(Data entries)
※
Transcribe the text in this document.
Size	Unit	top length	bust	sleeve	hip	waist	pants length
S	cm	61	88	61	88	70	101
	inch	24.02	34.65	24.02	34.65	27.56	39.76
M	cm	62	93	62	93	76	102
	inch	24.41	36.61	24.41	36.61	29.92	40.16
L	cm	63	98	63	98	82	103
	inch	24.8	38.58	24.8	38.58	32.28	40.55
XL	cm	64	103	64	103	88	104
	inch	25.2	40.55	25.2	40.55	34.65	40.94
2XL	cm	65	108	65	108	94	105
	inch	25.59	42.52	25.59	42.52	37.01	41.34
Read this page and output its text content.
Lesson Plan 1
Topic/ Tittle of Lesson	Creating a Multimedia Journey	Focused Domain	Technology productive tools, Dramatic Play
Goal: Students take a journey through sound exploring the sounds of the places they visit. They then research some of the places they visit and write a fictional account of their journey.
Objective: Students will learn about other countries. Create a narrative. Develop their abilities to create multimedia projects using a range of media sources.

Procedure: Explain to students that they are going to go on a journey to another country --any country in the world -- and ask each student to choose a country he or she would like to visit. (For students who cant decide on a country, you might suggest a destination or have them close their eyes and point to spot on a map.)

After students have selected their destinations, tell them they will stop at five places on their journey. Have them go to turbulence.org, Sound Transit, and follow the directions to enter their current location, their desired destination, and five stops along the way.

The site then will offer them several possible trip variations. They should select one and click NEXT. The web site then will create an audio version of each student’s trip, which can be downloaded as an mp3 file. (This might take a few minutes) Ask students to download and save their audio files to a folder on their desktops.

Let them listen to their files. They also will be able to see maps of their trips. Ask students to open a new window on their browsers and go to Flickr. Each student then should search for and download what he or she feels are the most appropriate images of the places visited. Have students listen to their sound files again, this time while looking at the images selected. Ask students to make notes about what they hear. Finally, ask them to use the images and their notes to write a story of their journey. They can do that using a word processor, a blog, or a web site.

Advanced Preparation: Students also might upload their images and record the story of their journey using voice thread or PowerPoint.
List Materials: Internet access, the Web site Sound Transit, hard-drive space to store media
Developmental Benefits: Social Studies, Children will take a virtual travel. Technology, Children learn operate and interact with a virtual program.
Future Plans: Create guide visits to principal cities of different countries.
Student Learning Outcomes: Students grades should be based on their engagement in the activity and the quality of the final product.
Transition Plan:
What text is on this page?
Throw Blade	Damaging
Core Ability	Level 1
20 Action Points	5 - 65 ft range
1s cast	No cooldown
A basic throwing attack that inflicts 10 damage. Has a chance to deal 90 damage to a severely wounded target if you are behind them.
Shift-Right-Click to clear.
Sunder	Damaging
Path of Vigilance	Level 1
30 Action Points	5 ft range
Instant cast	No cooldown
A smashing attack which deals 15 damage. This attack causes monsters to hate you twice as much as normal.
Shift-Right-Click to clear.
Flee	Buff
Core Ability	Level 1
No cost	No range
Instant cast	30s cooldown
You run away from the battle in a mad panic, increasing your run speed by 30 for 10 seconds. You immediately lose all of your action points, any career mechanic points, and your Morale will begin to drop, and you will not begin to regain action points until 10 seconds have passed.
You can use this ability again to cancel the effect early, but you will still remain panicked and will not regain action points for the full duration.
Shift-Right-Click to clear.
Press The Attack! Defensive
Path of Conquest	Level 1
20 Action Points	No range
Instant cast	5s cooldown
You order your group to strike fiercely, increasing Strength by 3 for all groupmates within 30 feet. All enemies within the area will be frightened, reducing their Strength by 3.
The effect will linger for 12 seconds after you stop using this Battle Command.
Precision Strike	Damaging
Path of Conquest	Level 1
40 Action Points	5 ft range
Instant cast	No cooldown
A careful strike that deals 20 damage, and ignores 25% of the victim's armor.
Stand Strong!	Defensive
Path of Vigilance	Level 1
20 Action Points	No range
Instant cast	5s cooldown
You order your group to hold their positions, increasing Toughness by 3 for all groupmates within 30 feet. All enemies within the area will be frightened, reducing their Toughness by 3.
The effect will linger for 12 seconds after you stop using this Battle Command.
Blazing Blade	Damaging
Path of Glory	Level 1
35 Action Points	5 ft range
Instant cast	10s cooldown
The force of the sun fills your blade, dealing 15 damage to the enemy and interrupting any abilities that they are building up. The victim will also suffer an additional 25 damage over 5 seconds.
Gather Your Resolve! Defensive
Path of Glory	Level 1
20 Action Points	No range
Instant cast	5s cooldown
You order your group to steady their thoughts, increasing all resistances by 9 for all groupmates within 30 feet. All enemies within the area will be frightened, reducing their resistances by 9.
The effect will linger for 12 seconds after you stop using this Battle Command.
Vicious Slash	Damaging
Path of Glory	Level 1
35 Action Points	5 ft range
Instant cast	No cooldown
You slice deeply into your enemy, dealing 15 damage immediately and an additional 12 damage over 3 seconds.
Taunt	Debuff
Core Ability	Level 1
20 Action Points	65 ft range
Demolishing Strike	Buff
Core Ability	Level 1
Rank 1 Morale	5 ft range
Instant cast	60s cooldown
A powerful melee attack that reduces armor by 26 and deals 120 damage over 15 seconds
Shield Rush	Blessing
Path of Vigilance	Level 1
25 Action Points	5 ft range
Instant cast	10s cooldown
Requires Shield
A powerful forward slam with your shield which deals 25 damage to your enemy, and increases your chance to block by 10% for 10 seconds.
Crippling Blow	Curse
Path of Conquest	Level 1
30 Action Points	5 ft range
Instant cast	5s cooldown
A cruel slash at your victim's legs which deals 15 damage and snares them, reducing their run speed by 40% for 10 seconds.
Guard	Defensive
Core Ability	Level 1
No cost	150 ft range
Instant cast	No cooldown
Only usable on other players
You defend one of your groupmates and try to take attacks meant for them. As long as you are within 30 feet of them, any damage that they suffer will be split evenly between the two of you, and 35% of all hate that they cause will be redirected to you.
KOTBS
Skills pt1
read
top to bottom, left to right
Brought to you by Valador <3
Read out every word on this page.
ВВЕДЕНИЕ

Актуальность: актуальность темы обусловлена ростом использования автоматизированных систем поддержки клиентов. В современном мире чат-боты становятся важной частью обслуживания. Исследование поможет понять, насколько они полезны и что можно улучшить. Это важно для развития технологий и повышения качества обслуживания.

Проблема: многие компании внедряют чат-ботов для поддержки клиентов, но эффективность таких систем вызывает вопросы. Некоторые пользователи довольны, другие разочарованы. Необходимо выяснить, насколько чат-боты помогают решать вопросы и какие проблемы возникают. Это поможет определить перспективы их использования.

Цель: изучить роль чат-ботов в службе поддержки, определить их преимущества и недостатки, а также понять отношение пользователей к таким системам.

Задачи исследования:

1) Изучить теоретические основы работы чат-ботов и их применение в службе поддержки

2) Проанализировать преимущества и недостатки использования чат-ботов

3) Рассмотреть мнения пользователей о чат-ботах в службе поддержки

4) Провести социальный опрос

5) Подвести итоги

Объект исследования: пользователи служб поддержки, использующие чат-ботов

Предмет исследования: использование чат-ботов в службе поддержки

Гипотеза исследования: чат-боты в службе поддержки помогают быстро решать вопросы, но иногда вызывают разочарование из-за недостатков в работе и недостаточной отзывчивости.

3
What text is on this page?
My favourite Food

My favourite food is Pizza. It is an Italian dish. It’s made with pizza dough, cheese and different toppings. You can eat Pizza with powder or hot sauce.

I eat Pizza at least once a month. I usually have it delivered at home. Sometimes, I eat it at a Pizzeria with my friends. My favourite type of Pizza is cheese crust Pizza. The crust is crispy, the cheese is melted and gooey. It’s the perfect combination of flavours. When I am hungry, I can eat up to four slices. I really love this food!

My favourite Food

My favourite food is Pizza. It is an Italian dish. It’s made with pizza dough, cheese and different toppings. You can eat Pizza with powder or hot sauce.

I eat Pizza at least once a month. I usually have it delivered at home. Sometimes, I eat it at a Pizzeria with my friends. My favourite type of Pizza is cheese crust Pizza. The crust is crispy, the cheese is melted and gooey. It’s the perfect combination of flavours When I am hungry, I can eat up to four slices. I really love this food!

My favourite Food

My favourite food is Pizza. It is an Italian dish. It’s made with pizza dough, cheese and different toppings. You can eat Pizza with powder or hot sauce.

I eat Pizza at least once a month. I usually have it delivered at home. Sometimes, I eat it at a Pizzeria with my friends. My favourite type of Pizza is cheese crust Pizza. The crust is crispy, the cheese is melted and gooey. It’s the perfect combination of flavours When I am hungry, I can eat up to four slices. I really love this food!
※
→ TASK: Working from the listing above, pick out every line that has "site" and copy it.

→ ANSWER FOR THE TASK:
The site then will offer them several possible trip variations. They should select one and click NEXT. The web site then will create an audio version of each student’s trip, which can be downloaded as an mp3 file. (This might take a few minutes) Ask students to download and save their audio files to a folder on their desktops.
Let them listen to their files. They also will be able to see maps of their trips. Ask students to open a new window on their browsers and go to Flickr. Each student then should search for and download what he or she feels are the most appropriate images of the places visited. Have students listen to their sound files again, this time while looking at the images selected. Ask students to make notes about what they hear. Finally, ask them to use the images and their notes to write a story of their journey. They can do that using a word processor, a blog, or a web site.
List Materials: Internet access, the Web site Sound Transit, hard-drive space to store media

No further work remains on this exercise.